### Supplied data ###

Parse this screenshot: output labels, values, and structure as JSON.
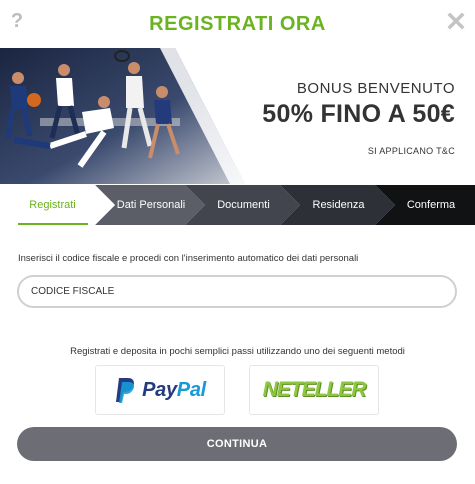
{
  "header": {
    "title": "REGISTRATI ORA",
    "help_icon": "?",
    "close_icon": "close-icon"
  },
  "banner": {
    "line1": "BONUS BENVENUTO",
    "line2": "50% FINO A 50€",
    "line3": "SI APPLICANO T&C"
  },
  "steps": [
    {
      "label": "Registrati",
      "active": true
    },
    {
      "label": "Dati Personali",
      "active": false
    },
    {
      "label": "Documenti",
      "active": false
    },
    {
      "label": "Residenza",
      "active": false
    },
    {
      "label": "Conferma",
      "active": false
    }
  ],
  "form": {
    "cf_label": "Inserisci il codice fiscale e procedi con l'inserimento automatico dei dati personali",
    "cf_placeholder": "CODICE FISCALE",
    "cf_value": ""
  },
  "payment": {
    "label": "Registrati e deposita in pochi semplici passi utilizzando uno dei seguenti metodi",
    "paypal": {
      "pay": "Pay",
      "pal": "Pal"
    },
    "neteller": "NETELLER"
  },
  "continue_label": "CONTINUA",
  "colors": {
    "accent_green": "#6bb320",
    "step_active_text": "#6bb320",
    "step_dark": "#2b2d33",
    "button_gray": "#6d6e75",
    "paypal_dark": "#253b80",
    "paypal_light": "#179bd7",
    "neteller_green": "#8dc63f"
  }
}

###

→ Goal
Working from the material above, transcribe it exactly while omitting pictures.

→ Problem solution
Parse this screenshot: output labels, values, and structure as JSON.
{
  "header": {
    "title": "REGISTRATI ORA",
    "help_icon": "?",
    "close_icon": "close-icon"
  },
  "banner": {
    "line1": "BONUS BENVENUTO",
    "line2": "50% FINO A 50€",
    "line3": "SI APPLICANO T&C"
  },
  "steps": [
    {
      "label": "Registrati",
      "active": true
    },
    {
      "label": "Dati Personali",
      "active": false
    },
    {
      "label": "Documenti",
      "active": false
    },
    {
      "label": "Residenza",
      "active": false
    },
    {
      "label": "Conferma",
      "active": false
    }
  ],
  "form": {
    "cf_label": "Inserisci il codice fiscale e procedi con l'inserimento automatico dei dati personali",
    "cf_placeholder": "CODICE FISCALE",
    "cf_value": ""
  },
  "payment": {
    "label": "Registrati e deposita in pochi semplici passi utilizzando uno dei seguenti metodi",
    "paypal": {
      "pay": "Pay",
      "pal": "Pal"
    },
    "neteller": "NETELLER"
  },
  "continue_label": "CONTINUA",
  "colors": {
    "accent_green": "#6bb320",
    "step_active_text": "#6bb320",
    "step_dark": "#2b2d33",
    "button_gray": "#6d6e75",
    "paypal_dark": "#253b80",
    "paypal_light": "#179bd7",
    "neteller_green": "#8dc63f"
  }
}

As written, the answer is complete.